Exercise description>
Pick out each line with the word "detached" from the material that follows.

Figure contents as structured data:
****
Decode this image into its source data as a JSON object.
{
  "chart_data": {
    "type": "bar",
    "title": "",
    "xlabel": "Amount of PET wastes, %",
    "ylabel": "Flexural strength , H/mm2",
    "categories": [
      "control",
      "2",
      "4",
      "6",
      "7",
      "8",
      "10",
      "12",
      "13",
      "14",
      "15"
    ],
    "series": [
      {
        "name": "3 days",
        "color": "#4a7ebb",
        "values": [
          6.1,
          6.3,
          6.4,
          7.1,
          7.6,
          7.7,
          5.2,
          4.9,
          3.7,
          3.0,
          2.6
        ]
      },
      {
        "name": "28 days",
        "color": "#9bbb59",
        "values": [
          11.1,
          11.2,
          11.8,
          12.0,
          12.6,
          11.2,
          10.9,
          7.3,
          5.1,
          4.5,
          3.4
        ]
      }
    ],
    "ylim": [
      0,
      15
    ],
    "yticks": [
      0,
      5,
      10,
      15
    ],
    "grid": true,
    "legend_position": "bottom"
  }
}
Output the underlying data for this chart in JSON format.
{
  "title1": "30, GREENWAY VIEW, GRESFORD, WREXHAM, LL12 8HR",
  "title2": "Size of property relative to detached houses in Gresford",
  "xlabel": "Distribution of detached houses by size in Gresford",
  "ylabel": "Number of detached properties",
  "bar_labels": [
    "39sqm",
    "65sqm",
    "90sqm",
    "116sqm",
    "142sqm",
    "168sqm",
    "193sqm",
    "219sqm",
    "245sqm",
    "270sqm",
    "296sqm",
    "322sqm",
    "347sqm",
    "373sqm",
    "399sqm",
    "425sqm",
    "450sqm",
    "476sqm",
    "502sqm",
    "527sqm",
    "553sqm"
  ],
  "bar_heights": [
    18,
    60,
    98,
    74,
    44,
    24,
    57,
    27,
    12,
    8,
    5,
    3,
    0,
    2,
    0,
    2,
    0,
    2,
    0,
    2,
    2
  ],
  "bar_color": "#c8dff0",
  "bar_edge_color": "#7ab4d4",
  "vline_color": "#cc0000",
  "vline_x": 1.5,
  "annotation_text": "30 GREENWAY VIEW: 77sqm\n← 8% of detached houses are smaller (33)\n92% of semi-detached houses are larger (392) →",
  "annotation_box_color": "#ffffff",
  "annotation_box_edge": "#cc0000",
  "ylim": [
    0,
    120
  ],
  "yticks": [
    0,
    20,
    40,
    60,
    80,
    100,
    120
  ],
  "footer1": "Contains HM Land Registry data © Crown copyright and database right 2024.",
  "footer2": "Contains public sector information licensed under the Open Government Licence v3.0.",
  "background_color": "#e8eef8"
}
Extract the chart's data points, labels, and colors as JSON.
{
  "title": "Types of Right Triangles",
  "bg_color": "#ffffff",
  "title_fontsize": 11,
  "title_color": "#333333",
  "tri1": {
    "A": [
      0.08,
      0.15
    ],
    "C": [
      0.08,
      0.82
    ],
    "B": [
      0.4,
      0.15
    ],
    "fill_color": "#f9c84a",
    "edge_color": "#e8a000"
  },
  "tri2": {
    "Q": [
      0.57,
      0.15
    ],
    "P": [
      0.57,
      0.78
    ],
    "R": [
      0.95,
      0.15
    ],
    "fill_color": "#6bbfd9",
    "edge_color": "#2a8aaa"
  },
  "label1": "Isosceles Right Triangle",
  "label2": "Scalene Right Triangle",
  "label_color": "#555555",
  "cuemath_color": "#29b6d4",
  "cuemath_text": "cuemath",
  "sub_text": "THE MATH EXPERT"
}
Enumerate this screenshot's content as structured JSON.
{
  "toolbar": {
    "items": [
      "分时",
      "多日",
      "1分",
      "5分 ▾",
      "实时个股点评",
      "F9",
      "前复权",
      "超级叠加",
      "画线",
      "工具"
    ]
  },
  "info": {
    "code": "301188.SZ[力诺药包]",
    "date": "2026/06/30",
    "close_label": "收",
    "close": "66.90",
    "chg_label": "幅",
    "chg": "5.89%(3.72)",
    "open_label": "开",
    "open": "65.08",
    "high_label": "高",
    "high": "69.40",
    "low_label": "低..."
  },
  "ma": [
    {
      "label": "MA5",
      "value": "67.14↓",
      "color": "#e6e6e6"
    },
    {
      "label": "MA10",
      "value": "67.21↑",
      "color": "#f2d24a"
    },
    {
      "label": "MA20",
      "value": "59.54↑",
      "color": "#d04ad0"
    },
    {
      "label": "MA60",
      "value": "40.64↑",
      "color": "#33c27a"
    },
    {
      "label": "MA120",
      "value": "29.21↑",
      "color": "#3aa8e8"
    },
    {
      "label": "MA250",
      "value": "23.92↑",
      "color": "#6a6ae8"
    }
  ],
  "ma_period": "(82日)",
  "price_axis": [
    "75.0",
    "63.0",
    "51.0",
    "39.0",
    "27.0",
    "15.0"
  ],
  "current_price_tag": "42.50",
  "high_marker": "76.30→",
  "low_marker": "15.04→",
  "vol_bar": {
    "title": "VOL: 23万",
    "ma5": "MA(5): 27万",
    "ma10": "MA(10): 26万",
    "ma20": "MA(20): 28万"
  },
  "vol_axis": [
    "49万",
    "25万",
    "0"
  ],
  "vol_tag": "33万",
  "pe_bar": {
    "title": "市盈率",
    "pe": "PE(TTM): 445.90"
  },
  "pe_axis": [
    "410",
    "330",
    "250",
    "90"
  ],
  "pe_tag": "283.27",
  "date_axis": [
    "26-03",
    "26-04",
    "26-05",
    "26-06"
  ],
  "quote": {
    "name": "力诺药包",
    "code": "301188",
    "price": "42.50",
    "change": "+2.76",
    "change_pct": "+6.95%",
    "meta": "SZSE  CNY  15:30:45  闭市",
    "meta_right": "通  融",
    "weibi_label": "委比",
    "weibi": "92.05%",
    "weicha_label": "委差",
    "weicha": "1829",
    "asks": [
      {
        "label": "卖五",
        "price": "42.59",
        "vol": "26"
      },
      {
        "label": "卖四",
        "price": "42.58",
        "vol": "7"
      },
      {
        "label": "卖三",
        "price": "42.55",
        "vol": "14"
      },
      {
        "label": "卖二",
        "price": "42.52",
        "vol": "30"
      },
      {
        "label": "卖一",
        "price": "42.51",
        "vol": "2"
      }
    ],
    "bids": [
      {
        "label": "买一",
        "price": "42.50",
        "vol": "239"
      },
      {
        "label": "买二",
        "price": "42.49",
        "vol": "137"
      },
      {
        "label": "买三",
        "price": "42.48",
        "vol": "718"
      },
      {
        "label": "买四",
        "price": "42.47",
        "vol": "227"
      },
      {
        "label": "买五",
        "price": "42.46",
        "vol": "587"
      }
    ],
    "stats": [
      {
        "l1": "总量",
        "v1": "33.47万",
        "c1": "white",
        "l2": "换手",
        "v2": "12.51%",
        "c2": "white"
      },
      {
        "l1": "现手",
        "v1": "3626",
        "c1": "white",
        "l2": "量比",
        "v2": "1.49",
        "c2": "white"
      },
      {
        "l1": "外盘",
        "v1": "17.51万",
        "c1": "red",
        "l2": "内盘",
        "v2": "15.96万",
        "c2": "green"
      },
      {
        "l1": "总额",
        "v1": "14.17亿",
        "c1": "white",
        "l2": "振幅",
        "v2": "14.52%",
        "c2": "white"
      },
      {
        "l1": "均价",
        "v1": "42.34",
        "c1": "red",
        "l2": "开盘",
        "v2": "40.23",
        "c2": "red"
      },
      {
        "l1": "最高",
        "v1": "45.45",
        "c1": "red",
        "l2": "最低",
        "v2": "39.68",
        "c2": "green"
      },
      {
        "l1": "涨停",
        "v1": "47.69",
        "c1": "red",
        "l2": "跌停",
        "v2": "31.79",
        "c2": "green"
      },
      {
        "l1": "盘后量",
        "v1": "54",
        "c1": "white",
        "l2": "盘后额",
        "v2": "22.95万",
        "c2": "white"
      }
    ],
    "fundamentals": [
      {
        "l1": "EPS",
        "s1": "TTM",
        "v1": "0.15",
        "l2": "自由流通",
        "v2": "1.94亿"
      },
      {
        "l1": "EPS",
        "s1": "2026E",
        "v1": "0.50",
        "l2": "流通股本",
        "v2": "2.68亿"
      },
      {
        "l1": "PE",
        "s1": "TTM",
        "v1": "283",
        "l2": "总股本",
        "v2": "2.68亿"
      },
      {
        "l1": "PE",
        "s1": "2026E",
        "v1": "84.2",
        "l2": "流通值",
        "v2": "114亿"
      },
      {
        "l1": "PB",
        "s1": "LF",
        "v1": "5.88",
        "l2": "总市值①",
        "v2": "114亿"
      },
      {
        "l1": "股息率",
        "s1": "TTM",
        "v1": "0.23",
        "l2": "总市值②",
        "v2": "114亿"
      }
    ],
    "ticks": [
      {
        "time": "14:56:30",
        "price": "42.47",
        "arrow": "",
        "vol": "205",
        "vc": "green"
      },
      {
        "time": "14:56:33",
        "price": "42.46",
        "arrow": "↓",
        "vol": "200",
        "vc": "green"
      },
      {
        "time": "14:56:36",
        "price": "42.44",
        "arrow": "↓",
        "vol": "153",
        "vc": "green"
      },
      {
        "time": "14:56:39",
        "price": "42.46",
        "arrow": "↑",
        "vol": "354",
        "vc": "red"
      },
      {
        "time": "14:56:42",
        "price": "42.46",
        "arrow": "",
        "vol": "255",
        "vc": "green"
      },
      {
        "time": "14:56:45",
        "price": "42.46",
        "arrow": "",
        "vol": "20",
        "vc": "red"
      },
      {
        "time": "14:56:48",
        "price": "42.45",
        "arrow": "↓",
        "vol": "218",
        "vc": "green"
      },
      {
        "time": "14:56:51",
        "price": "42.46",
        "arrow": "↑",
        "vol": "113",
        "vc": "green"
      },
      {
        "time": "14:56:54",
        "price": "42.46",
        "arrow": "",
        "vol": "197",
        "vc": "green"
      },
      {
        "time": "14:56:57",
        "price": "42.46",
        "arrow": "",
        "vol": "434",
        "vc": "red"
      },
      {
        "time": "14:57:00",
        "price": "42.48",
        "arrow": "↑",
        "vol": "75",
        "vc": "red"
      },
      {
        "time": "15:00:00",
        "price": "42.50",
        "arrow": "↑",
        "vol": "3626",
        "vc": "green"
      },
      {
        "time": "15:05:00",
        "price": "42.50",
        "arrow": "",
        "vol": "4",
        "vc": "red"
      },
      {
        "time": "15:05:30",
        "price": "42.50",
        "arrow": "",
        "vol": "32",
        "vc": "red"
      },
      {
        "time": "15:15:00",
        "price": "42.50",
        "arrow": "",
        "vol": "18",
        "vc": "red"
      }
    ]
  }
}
****
Output of the exercise>
  "title2": "Size of property relative to detached houses in Gresford",
  "xlabel": "Distribution of detached houses by size in Gresford",
  "ylabel": "Number of detached properties",
  "annotation_text": "30 GREENWAY VIEW: 77sqm\n← 8% of detached houses are smaller (33)\n92% of semi-detached houses are larger (392) →",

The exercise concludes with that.